- _Short problem_: Whenever a line below holds the word "الحديث", copy that line.

[BEGIN Data shown]

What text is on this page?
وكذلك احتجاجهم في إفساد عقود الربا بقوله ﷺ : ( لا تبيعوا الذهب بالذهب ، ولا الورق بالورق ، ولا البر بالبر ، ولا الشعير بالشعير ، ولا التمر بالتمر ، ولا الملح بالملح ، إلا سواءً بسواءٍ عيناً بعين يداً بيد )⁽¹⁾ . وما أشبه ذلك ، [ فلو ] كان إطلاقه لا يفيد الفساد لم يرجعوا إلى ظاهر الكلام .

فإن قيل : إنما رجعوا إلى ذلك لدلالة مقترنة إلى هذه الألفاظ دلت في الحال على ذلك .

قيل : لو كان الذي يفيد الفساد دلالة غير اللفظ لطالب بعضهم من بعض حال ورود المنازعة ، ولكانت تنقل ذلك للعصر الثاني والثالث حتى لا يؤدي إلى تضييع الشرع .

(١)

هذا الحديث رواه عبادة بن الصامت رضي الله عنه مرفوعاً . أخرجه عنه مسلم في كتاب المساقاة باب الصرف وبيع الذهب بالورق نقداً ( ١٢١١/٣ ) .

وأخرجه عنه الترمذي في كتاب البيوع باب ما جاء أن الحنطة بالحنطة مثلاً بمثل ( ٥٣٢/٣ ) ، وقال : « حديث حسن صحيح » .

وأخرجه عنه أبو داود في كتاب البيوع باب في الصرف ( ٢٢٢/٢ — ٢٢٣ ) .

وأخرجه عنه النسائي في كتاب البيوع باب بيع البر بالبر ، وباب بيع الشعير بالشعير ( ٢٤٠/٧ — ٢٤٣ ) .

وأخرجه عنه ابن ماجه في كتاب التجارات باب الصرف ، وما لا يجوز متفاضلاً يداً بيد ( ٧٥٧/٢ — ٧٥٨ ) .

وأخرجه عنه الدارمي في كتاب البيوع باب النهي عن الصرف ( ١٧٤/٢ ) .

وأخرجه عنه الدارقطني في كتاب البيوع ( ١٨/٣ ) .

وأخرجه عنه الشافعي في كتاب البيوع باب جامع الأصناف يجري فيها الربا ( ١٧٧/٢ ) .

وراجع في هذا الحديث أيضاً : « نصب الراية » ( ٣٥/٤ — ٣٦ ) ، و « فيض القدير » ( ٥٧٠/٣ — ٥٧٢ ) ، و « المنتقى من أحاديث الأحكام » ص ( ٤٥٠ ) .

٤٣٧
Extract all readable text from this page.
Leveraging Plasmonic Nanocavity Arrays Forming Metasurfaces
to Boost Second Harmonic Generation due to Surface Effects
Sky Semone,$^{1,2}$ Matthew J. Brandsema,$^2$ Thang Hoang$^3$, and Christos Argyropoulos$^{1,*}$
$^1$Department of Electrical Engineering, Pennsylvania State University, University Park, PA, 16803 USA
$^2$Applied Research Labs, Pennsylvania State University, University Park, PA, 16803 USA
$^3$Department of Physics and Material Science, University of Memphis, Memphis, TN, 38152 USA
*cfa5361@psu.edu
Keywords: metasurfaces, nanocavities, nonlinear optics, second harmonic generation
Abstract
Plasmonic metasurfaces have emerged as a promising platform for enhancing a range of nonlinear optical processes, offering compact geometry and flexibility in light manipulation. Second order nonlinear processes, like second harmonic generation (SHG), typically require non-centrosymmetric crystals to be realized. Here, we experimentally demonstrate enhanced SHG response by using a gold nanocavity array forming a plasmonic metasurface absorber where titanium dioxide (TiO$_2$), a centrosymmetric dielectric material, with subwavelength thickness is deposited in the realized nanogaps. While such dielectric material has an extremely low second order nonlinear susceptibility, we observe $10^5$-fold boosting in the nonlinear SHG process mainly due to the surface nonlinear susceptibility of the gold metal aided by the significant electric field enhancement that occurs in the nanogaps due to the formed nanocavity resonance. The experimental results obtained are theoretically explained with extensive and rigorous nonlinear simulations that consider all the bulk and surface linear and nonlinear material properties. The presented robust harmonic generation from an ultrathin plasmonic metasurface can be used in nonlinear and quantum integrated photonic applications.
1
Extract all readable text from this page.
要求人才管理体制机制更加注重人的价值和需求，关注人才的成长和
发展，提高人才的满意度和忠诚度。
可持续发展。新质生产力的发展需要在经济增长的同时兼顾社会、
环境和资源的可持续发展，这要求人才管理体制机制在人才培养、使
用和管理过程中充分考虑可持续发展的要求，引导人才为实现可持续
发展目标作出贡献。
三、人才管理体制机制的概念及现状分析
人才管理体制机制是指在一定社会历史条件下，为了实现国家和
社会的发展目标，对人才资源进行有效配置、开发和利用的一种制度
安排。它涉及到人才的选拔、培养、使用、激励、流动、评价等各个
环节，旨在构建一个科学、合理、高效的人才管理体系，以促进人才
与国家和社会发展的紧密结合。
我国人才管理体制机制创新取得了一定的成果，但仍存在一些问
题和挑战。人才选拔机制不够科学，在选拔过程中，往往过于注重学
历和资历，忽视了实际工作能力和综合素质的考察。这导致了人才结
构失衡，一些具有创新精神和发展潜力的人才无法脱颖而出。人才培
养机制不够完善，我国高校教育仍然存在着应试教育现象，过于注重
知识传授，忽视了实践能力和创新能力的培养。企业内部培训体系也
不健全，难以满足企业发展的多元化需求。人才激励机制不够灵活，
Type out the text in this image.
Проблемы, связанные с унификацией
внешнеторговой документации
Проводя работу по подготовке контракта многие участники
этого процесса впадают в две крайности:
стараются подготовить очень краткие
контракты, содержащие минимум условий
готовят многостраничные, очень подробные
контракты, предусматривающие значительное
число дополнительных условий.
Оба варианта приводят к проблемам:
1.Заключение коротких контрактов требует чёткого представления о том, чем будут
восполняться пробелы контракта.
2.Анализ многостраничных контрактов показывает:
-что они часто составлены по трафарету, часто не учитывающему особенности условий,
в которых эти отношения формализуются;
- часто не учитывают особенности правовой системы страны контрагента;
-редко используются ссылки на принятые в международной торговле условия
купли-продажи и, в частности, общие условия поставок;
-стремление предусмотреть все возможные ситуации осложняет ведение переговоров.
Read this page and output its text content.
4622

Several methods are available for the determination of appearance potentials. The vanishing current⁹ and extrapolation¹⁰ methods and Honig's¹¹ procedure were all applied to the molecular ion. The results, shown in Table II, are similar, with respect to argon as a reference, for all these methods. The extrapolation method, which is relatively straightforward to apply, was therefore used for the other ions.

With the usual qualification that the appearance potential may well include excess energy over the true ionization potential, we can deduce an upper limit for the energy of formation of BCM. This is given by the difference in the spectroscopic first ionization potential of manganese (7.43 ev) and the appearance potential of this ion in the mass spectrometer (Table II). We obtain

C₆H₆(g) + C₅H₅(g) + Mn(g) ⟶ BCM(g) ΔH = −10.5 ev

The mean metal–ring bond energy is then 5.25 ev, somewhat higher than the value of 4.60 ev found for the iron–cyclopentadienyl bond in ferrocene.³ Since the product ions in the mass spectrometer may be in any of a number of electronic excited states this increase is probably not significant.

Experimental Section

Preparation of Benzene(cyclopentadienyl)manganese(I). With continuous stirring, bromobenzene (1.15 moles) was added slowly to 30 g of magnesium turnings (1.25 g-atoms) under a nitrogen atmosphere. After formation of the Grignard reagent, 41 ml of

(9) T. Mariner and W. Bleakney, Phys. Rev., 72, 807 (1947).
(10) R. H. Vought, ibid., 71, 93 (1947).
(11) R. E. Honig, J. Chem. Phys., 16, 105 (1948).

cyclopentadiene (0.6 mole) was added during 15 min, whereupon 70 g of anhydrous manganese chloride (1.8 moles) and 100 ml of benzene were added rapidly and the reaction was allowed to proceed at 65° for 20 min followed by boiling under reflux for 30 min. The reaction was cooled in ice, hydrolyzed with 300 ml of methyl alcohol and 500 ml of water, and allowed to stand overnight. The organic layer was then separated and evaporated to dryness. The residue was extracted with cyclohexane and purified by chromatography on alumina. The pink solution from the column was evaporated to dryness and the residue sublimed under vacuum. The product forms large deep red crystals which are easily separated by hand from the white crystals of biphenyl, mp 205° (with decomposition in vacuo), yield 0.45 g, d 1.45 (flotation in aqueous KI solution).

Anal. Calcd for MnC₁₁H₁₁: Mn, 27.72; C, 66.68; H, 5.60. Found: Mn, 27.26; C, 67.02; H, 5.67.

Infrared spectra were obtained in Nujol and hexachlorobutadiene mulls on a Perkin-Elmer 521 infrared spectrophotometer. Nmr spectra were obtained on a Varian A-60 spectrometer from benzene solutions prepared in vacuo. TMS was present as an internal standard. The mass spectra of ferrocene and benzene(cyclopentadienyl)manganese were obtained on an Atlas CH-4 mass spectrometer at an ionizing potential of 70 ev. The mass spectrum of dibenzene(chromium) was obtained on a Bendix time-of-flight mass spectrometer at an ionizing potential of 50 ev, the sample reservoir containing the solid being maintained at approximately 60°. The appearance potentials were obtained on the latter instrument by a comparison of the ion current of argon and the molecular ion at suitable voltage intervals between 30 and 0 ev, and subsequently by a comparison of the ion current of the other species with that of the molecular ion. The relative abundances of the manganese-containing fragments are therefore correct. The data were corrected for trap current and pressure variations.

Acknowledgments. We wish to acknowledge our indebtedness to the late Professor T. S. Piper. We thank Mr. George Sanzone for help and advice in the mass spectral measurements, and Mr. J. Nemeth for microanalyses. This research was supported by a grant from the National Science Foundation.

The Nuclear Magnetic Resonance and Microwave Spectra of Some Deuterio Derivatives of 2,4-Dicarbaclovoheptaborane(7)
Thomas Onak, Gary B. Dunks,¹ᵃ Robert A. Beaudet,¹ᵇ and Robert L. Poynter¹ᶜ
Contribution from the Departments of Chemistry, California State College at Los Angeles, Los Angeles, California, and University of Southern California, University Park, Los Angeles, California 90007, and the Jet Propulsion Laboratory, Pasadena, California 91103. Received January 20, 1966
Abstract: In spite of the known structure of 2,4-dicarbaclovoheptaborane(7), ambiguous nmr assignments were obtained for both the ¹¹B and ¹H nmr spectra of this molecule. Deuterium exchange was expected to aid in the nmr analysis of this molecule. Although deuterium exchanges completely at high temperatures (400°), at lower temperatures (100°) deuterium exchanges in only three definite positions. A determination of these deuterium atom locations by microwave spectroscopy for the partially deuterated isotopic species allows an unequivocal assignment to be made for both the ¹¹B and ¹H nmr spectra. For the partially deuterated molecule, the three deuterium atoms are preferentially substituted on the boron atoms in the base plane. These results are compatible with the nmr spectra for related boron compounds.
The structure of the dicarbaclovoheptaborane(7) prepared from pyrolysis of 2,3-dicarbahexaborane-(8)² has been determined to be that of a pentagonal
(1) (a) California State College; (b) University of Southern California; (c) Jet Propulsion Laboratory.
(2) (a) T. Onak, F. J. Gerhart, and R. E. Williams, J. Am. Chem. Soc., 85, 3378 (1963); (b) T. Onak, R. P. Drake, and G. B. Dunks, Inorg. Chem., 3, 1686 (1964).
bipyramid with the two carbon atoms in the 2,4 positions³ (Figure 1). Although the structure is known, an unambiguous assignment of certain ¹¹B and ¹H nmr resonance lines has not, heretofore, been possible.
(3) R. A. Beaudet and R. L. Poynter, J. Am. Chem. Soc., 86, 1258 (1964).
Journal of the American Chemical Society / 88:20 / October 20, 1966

[END Data shown]

- _Result of this task_:
هذا الحديث رواه عبادة بن الصامت رضي الله عنه مرفوعاً . أخرجه عنه مسلم في كتاب المساقاة باب الصرف وبيع الذهب بالورق نقداً ( ١٢١١/٣ ) .
وراجع في هذا الحديث أيضاً : « نصب الراية » ( ٣٥/٤ — ٣٦ ) ، و « فيض القدير » ( ٥٧٠/٣ — ٥٧٢ ) ، و « المنتقى من أحاديث الأحكام » ص ( ٤٥٠ ) .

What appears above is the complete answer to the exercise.